■ To do: From the listing below, pull out every line where the string "UNITED" appears.

+ + + + + + +

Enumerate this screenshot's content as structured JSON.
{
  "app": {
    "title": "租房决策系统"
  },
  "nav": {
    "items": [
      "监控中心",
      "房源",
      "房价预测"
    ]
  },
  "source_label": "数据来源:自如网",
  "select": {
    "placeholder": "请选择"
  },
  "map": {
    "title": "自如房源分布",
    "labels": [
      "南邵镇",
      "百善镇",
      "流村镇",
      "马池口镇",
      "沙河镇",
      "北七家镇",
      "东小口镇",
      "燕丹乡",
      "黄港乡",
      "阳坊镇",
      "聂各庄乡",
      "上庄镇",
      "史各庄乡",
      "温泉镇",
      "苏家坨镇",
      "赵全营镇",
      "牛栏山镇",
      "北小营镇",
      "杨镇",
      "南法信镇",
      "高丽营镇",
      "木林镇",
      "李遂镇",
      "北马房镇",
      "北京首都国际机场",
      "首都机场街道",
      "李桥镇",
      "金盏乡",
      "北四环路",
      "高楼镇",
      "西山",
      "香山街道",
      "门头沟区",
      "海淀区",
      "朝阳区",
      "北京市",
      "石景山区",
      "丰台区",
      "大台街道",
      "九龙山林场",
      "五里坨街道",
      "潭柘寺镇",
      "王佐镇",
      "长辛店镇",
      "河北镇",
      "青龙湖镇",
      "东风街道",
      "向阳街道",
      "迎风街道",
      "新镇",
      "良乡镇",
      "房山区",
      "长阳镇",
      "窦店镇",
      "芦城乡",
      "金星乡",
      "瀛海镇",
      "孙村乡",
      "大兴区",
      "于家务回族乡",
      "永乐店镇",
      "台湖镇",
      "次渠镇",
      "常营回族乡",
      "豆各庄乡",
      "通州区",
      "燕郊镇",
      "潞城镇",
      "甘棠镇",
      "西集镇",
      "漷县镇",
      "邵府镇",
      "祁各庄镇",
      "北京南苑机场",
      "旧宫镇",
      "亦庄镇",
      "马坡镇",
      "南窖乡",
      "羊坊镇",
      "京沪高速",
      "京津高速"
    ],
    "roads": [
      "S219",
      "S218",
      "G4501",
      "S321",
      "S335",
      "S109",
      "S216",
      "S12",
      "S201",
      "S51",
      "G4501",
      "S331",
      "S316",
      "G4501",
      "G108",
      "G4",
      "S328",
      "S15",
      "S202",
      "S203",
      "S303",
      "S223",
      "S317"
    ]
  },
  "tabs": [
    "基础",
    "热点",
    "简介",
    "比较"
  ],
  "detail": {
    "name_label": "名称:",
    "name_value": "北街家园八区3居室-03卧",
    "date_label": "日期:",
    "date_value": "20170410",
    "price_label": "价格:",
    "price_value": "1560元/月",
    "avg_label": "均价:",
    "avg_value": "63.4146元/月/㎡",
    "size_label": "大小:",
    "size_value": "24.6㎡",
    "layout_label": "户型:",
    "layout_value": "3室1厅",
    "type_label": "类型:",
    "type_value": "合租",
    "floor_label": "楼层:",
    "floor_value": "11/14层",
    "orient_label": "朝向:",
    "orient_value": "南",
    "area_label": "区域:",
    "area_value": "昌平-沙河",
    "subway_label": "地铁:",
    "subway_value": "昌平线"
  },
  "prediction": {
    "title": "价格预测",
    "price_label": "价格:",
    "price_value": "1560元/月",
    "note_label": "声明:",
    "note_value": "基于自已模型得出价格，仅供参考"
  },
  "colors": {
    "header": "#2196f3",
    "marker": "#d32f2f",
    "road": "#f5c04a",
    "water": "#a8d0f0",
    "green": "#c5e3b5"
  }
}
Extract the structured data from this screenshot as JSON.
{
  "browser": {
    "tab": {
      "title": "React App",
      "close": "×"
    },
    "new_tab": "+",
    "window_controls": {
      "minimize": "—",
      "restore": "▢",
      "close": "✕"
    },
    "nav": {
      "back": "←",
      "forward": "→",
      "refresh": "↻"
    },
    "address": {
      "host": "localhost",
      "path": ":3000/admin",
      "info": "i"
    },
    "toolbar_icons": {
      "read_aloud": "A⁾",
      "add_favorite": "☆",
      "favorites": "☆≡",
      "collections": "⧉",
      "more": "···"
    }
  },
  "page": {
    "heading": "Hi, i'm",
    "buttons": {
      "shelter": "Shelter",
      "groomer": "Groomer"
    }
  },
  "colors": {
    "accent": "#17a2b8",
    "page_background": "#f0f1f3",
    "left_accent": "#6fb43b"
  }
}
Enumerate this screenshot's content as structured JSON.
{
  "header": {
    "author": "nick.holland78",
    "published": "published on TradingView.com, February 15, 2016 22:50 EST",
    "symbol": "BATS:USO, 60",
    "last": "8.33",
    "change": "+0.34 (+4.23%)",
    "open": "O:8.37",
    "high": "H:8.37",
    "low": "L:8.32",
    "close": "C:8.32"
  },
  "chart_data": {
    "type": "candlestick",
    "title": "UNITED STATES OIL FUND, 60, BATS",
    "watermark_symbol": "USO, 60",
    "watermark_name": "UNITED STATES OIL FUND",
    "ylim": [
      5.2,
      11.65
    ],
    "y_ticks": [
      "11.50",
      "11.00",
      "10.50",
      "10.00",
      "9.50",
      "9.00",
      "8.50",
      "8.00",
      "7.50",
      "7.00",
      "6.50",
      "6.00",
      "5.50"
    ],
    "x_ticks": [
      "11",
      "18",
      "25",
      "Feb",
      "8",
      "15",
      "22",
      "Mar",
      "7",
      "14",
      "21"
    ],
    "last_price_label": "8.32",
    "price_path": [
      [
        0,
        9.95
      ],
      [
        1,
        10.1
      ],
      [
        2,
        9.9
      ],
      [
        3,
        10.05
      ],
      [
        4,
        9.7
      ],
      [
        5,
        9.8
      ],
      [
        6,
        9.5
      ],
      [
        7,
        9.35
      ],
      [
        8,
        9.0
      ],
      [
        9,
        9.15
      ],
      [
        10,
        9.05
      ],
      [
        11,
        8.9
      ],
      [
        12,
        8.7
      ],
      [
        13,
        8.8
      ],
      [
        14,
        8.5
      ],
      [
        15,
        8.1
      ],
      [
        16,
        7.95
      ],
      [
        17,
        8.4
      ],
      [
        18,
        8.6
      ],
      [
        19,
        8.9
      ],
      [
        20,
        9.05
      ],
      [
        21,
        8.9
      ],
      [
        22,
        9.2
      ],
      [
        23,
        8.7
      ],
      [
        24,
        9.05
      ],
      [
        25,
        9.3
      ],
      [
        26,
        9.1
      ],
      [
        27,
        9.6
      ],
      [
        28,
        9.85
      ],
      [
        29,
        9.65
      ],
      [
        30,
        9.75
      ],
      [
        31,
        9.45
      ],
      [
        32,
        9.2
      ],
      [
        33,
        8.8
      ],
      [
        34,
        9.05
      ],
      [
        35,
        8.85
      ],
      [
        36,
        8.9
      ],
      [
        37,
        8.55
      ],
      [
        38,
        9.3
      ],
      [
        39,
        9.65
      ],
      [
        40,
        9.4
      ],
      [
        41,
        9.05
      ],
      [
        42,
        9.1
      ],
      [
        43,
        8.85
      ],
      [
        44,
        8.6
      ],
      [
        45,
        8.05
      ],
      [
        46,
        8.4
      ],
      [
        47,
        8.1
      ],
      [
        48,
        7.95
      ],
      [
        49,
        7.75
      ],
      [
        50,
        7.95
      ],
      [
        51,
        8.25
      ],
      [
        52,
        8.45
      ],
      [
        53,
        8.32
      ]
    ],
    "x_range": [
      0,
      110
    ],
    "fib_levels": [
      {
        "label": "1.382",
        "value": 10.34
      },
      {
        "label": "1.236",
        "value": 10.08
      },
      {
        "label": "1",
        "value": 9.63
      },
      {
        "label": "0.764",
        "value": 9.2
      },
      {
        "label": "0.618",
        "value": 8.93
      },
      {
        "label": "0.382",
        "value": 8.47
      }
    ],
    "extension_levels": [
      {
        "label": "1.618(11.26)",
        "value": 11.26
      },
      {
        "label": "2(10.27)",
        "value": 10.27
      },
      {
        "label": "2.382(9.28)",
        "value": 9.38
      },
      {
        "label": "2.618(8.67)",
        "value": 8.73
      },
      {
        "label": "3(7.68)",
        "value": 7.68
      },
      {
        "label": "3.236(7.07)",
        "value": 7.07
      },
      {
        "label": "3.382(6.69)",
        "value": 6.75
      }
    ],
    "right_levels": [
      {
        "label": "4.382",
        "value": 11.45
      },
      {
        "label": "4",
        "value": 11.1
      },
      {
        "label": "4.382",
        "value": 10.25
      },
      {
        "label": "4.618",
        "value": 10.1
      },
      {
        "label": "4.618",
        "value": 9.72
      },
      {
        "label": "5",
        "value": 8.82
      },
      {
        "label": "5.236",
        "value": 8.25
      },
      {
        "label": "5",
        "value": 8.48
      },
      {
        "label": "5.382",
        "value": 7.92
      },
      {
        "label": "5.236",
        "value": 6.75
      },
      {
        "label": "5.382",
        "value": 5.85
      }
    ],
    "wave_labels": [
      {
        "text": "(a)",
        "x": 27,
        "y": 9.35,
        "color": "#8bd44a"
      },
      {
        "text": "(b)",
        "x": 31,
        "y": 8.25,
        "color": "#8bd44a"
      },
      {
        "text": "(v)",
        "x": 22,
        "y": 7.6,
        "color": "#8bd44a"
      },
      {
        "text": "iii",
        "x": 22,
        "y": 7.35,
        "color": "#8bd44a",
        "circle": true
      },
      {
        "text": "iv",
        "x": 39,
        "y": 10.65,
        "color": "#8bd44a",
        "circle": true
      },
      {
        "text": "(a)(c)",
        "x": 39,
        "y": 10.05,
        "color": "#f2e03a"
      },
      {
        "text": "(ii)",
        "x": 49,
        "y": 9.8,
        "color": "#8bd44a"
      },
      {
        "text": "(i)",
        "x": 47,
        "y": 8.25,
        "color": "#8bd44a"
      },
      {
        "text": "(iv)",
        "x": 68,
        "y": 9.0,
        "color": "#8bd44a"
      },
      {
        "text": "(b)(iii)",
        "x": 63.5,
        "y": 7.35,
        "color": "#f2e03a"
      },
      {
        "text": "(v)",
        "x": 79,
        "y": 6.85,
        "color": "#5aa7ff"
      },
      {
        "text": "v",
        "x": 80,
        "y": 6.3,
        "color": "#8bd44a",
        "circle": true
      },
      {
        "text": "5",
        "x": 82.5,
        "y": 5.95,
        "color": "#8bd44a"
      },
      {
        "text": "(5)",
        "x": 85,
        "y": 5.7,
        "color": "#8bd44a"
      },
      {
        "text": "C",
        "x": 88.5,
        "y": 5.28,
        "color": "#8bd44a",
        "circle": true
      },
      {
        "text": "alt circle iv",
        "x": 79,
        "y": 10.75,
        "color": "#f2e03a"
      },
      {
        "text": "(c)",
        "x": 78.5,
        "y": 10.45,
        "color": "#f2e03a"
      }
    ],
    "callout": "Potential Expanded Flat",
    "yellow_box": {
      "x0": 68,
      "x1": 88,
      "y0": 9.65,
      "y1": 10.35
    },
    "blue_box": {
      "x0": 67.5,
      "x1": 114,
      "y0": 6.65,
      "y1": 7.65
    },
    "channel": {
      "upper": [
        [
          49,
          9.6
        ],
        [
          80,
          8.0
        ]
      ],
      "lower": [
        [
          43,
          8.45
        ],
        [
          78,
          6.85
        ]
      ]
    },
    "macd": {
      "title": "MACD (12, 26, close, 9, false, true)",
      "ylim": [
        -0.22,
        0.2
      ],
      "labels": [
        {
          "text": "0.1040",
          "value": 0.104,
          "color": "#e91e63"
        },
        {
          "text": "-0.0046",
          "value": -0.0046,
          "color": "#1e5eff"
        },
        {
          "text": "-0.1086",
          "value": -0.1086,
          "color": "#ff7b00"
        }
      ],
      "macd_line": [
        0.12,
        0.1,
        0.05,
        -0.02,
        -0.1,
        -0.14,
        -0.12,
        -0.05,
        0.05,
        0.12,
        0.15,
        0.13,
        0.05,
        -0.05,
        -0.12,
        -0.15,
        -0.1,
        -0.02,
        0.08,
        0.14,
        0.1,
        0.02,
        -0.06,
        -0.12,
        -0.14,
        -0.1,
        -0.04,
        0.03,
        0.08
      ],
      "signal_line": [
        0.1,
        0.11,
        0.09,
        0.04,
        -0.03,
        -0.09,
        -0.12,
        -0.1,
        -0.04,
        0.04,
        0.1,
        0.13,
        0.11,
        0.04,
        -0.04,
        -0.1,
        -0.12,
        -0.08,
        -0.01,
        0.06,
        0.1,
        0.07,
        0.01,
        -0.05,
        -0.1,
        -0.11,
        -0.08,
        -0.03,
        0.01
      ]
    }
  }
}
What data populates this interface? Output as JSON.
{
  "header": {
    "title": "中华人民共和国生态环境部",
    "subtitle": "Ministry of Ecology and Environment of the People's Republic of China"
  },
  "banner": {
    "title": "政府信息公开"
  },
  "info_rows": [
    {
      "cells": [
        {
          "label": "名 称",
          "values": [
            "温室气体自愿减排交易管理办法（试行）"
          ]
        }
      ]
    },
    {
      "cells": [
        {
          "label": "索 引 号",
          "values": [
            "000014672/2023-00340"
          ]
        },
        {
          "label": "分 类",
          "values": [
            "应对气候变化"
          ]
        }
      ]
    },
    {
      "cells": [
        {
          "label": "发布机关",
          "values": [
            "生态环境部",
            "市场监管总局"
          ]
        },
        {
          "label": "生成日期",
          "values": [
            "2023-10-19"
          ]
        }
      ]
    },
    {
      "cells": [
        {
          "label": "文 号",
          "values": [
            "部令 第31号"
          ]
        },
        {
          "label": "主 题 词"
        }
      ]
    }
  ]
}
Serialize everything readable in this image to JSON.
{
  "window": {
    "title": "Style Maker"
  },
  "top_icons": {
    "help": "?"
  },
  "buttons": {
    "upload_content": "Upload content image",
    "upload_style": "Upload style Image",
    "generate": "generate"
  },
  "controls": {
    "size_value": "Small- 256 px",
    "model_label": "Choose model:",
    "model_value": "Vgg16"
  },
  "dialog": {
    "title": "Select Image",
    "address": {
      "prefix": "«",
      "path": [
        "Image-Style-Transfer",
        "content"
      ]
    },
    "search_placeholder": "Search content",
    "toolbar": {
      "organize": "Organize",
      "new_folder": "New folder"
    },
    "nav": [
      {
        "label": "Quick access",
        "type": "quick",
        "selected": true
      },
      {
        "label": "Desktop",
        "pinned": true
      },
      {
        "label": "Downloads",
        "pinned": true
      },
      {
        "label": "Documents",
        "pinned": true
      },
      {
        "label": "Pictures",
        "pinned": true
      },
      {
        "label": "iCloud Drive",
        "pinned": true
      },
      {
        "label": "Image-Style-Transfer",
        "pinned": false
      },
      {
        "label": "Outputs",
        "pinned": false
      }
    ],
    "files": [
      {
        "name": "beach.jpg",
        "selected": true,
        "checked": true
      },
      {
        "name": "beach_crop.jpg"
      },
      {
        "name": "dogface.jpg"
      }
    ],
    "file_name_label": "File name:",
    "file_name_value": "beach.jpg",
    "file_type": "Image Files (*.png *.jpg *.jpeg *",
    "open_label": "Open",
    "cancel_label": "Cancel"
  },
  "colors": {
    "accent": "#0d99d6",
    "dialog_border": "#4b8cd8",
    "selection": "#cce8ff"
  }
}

+ + + + + + +

■ The reply:
    "title": "UNITED STATES OIL FUND, 60, BATS",
    "watermark_name": "UNITED STATES OIL FUND",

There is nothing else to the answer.